Given instruction
Transcribe every line of the records verbatim.

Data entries
=======
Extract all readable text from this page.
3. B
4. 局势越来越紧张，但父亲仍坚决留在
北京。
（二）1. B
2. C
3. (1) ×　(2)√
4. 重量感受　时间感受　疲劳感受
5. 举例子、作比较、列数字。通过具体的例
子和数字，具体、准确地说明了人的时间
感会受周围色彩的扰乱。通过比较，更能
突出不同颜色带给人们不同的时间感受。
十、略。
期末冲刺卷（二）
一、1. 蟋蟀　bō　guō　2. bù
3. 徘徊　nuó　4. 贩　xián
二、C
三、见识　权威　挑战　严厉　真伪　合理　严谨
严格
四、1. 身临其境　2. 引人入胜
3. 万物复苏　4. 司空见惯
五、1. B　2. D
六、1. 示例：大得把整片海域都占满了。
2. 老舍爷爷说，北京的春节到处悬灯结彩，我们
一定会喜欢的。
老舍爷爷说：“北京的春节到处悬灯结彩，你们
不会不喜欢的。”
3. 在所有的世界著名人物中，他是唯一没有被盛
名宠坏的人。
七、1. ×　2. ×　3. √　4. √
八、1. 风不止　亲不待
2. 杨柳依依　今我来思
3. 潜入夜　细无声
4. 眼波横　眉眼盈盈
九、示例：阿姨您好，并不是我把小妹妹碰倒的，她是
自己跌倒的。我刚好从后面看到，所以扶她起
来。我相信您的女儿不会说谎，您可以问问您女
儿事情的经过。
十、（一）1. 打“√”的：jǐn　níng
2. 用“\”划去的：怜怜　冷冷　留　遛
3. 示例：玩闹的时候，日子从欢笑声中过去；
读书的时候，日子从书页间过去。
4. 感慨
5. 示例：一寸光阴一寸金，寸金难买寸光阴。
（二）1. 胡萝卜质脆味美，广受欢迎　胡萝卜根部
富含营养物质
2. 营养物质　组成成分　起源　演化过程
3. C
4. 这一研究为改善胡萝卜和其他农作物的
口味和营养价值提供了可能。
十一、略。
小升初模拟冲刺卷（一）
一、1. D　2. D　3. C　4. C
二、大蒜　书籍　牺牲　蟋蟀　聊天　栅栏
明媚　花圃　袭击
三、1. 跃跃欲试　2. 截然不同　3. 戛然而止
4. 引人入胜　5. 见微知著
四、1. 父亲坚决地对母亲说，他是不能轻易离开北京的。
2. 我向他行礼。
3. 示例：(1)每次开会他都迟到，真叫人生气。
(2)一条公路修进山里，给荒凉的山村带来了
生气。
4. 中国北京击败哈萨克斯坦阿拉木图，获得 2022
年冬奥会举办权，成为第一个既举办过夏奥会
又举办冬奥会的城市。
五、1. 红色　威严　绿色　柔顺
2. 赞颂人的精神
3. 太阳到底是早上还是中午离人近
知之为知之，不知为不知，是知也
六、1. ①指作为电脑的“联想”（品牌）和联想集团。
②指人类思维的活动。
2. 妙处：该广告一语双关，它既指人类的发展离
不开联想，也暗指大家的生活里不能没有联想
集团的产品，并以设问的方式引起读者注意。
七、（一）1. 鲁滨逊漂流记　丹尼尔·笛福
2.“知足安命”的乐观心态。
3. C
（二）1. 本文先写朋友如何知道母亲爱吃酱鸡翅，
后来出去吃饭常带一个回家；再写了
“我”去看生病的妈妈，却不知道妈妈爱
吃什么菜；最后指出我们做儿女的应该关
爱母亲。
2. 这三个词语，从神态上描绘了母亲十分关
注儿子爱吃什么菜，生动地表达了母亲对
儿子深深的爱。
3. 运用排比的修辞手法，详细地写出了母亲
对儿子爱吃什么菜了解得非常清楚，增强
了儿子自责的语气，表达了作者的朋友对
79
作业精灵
=======
Worked solution
Extract all readable text from this page.
3. B
4. 局势越来越紧张，但父亲仍坚决留在
北京。
（二）1. B
2. C
3. (1) ×　(2)√
4. 重量感受　时间感受　疲劳感受
5. 举例子、作比较、列数字。通过具体的例
子和数字，具体、准确地说明了人的时间
感会受周围色彩的扰乱。通过比较，更能
突出不同颜色带给人们不同的时间感受。
十、略。
期末冲刺卷（二）
一、1. 蟋蟀　bō　guō　2. bù
3. 徘徊　nuó　4. 贩　xián
二、C
三、见识　权威　挑战　严厉　真伪　合理　严谨
严格
四、1. 身临其境　2. 引人入胜
3. 万物复苏　4. 司空见惯
五、1. B　2. D
六、1. 示例：大得把整片海域都占满了。
2. 老舍爷爷说，北京的春节到处悬灯结彩，我们
一定会喜欢的。
老舍爷爷说：“北京的春节到处悬灯结彩，你们
不会不喜欢的。”
3. 在所有的世界著名人物中，他是唯一没有被盛
名宠坏的人。
七、1. ×　2. ×　3. √　4. √
八、1. 风不止　亲不待
2. 杨柳依依　今我来思
3. 潜入夜　细无声
4. 眼波横　眉眼盈盈
九、示例：阿姨您好，并不是我把小妹妹碰倒的，她是
自己跌倒的。我刚好从后面看到，所以扶她起
来。我相信您的女儿不会说谎，您可以问问您女
儿事情的经过。
十、（一）1. 打“√”的：jǐn　níng
2. 用“\”划去的：怜怜　冷冷　留　遛
3. 示例：玩闹的时候，日子从欢笑声中过去；
读书的时候，日子从书页间过去。
4. 感慨
5. 示例：一寸光阴一寸金，寸金难买寸光阴。
（二）1. 胡萝卜质脆味美，广受欢迎　胡萝卜根部
富含营养物质
2. 营养物质　组成成分　起源　演化过程
3. C
4. 这一研究为改善胡萝卜和其他农作物的
口味和营养价值提供了可能。
十一、略。
小升初模拟冲刺卷（一）
一、1. D　2. D　3. C　4. C
二、大蒜　书籍　牺牲　蟋蟀　聊天　栅栏
明媚　花圃　袭击
三、1. 跃跃欲试　2. 截然不同　3. 戛然而止
4. 引人入胜　5. 见微知著
四、1. 父亲坚决地对母亲说，他是不能轻易离开北京的。
2. 我向他行礼。
3. 示例：(1)每次开会他都迟到，真叫人生气。
(2)一条公路修进山里，给荒凉的山村带来了
生气。
4. 中国北京击败哈萨克斯坦阿拉木图，获得 2022
年冬奥会举办权，成为第一个既举办过夏奥会
又举办冬奥会的城市。
五、1. 红色　威严　绿色　柔顺
2. 赞颂人的精神
3. 太阳到底是早上还是中午离人近
知之为知之，不知为不知，是知也
六、1. ①指作为电脑的“联想”（品牌）和联想集团。
②指人类思维的活动。
2. 妙处：该广告一语双关，它既指人类的发展离
不开联想，也暗指大家的生活里不能没有联想
集团的产品，并以设问的方式引起读者注意。
七、（一）1. 鲁滨逊漂流记　丹尼尔·笛福
2.“知足安命”的乐观心态。
3. C
（二）1. 本文先写朋友如何知道母亲爱吃酱鸡翅，
后来出去吃饭常带一个回家；再写了
“我”去看生病的妈妈，却不知道妈妈爱
吃什么菜；最后指出我们做儿女的应该关
爱母亲。
2. 这三个词语，从神态上描绘了母亲十分关
注儿子爱吃什么菜，生动地表达了母亲对
儿子深深的爱。
3. 运用排比的修辞手法，详细地写出了母亲
对儿子爱吃什么菜了解得非常清楚，增强
了儿子自责的语气，表达了作者的朋友对
79
作业精灵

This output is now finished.